**What is expected:** Select the lines that contain "axis" and copy each of them.

**Dataset records:**
----------
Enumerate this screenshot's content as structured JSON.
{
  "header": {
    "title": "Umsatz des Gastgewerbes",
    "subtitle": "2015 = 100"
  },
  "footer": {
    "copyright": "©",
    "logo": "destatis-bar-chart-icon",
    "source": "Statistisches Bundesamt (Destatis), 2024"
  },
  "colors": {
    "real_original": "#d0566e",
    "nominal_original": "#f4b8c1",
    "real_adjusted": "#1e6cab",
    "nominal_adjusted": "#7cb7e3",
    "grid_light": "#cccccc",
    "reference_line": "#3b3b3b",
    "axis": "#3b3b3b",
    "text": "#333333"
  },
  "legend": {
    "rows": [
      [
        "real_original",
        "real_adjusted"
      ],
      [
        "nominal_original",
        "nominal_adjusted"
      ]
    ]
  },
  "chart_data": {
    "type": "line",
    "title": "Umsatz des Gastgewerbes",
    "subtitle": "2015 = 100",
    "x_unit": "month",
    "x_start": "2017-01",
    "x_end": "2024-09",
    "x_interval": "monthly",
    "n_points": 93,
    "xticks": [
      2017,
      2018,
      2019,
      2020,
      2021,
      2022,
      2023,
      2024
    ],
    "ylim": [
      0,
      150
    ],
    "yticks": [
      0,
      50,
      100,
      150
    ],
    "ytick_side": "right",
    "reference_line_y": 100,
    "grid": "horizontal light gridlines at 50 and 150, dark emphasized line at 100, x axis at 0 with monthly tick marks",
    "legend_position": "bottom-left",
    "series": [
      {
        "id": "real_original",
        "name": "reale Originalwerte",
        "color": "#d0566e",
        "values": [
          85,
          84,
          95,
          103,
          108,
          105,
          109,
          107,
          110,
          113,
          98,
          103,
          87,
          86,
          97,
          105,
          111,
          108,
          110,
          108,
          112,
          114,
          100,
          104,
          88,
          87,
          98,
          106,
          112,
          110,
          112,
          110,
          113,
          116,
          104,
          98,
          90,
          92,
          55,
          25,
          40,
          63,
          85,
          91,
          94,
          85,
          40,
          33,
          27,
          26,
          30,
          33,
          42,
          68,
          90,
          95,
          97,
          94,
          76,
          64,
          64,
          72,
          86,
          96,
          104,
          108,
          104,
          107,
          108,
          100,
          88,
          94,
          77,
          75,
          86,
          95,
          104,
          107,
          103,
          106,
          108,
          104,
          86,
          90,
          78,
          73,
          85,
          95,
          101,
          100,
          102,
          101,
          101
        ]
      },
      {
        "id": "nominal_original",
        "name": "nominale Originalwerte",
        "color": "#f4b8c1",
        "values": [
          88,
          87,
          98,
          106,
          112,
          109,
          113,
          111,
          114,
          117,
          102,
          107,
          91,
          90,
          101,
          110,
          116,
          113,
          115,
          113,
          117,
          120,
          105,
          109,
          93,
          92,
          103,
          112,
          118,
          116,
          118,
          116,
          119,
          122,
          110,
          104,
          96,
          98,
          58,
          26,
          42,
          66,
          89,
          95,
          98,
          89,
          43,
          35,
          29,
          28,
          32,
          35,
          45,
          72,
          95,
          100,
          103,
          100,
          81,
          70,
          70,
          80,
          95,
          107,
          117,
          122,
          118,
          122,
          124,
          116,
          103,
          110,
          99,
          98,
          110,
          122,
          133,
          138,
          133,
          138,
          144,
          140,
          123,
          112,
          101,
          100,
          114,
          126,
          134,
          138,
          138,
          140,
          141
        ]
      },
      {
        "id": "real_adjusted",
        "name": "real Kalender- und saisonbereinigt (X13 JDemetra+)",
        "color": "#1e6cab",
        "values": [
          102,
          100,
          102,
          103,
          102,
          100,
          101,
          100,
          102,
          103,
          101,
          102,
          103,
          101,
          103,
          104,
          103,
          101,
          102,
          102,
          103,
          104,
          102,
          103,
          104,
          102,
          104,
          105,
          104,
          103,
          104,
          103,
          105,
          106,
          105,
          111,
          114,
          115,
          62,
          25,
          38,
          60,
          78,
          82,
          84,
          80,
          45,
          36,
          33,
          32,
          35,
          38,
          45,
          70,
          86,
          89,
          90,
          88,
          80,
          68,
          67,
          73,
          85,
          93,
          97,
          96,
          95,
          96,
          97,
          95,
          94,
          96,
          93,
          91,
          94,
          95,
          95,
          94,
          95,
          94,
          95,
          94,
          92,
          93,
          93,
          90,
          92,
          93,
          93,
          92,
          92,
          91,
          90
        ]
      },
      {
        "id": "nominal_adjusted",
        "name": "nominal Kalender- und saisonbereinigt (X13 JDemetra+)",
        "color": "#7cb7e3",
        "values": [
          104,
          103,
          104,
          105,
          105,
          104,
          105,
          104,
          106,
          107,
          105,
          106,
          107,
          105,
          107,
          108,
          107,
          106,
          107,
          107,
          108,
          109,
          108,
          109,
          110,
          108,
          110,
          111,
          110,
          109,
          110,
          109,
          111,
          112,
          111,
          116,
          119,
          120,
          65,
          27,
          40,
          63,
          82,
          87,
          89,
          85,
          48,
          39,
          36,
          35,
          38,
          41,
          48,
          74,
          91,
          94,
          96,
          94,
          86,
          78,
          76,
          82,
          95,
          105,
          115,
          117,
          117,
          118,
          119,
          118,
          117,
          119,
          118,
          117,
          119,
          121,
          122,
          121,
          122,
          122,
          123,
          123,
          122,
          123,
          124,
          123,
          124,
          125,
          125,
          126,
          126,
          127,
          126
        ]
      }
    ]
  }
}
----------
**Solution:**
    "axis": "#3b3b3b",
    "grid": "horizontal light gridlines at 50 and 150, dark emphasized line at 100, x axis at 0 with monthly tick marks",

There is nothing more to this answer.